(Data entries for graphics)
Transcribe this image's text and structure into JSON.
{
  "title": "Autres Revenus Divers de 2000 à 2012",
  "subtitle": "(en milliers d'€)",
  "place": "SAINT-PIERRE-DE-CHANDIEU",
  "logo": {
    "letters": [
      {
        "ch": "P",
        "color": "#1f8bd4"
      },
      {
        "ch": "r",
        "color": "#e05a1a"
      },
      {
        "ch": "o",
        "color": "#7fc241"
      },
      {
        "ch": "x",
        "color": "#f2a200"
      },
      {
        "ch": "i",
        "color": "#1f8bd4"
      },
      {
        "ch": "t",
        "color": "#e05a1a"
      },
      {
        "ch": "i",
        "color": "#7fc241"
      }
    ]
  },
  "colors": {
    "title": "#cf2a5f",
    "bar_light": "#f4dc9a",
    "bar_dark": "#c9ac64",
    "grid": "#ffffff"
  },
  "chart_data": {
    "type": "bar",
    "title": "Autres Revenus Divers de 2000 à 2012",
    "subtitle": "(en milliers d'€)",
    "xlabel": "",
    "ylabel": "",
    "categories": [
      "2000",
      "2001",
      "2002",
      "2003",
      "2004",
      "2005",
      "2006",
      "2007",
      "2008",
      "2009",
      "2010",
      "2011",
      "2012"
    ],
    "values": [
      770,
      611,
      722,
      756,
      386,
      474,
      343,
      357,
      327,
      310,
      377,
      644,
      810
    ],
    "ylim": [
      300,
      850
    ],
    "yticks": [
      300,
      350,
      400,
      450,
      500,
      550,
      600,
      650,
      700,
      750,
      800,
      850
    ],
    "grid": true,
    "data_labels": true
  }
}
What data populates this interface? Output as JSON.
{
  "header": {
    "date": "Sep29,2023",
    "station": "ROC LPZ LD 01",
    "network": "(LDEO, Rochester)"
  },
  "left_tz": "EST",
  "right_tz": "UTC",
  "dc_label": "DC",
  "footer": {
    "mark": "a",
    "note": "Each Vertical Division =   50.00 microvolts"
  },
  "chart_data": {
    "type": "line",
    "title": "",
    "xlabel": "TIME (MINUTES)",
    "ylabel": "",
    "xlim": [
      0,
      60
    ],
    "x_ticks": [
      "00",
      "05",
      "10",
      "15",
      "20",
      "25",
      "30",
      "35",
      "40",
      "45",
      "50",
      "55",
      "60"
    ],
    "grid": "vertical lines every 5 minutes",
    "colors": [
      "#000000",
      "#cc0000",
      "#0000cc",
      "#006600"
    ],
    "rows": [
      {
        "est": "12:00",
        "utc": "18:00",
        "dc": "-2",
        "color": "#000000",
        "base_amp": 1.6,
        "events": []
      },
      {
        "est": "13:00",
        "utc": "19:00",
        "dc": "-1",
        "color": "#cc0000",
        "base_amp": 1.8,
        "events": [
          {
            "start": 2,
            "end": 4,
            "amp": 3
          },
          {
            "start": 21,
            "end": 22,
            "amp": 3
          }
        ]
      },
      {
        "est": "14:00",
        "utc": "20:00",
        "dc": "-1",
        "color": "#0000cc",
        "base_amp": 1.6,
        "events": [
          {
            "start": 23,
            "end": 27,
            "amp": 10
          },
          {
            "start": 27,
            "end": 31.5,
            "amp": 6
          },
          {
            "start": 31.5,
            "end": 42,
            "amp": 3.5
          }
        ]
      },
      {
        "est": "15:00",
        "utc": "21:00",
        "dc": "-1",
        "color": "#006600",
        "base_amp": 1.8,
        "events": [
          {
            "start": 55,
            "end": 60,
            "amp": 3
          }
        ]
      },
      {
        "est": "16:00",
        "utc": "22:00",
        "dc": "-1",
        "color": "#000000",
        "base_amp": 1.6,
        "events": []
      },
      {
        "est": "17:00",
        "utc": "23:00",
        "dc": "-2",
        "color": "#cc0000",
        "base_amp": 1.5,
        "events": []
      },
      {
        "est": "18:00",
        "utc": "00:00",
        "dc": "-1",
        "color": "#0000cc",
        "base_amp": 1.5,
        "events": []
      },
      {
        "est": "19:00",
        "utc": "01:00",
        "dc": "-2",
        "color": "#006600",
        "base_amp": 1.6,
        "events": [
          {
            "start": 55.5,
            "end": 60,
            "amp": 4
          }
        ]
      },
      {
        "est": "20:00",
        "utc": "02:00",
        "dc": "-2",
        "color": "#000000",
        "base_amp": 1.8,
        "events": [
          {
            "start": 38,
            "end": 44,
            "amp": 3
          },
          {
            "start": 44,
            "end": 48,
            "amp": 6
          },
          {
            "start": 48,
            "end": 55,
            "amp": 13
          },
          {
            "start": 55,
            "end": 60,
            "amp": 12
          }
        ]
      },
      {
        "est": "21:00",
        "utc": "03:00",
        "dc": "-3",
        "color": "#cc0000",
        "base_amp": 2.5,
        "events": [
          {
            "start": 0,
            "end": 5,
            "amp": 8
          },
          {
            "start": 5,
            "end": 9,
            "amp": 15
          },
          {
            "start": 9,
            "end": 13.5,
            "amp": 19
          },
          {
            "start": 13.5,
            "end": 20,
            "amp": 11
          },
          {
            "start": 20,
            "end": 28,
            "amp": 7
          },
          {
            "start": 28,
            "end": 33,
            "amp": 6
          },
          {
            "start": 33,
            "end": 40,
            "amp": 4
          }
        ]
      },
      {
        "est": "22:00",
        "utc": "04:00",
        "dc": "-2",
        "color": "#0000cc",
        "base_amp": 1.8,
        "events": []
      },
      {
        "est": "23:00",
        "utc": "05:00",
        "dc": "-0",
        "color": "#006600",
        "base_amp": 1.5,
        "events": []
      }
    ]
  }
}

__Task brief__
Only the count is wanted: report how many lines of the material above hold the word "Divers".

__Output of the task__
2